(Passage)
((

Matty Matheson knows how to treat a bird right: by brining it first in pickle juice and then in buttermilk, before showering it with a mix of nearly a dozen spices, dredging it in flour, and frying it to crunchy perfection.

Photo by Farideh Sadeghin

Photo by Farideh Sadeghin.

Like pizza, burgers, and election year politics, fried chicken has a way of steering people into fiercely held positions about the right and the wrong way to do things.

Beer batter? Buttermilk? Peanut oil or canola? The list of variables goes on and on.

And while there are many, many recipes out there that proclaim to be the "best" version of fried chicken, we're not going to fall into that trap.

This one, from our man Matty Matheson, we like to call "super-crispy fried chicken," because that's exactly what it is.

RECIPE: Super-Crispy Fried Chicken

Oh, and it's damn good, too.

Matty, a Canadian, might not have roots in the American South, but he knows how to treat a bird right: by brining it first in pickle juice (for up to three days) and then in buttermilk, before showering it with a mix of nearly a dozen spices, dredging it in flour, and frying it to crunchy, golden perfection.

Serve it with hot sauce, lemon wedges, and white bread. And don't forget to share it with your friends, and debate whether or not it's the best goddamn fried chicken you've ever had.

))

(Task 1) Translate this sentence from the fried chicken passage into Spanish: "Serve it with hot sauce, lemon wedges, and white bread."
(Task 2) Please return the part of the fried chicken passage starting at "Photo by Farideh Sadeghin." and ending at "goes on and on.".
(Task 3) According to the fried chicken passage, for how long can the chicken be brined in pickle juice?

(Element and region listings)
((

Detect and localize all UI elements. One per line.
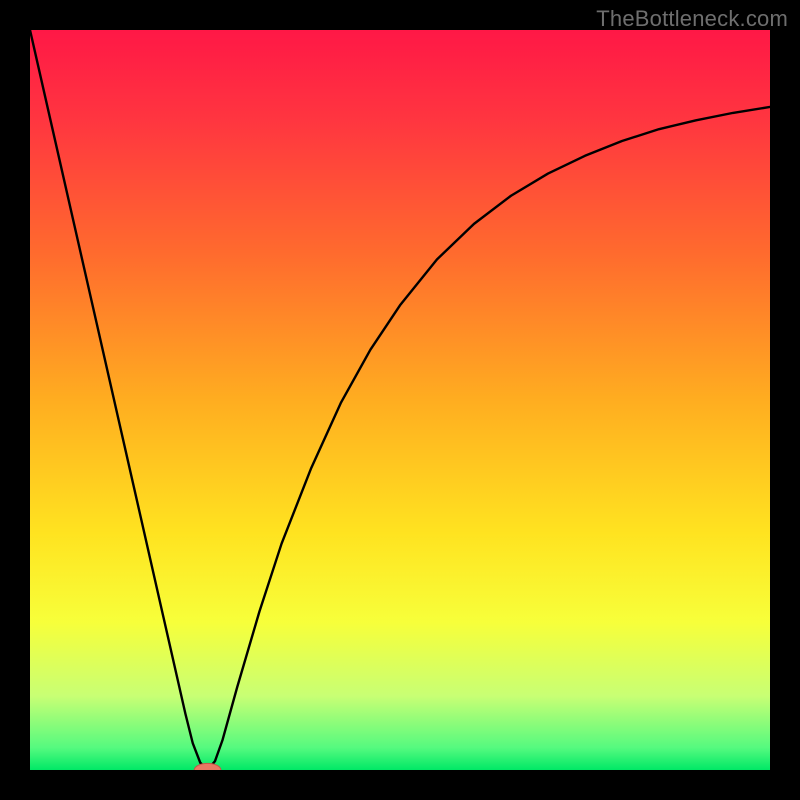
watermark-text: TheBottleneck.com: [596, 6, 788, 32]
chart-container: TheBottleneck.com: [0, 0, 800, 800]
gradient-background: [30, 30, 770, 770]
plot-area: [30, 30, 770, 770]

))

(Full output 1) Sírvelo con salsa picante, gajos de limón y pan blanco.

(Full output 2)
Photo by Farideh Sadeghin.

Like pizza, burgers, and election year politics, fried chicken has a way of steering people into fiercely held positions about the right and the wrong way to do things.

Beer batter? Buttermilk? Peanut oil or canola? The list of variables goes on and on.

(Full output 3) Up to three days.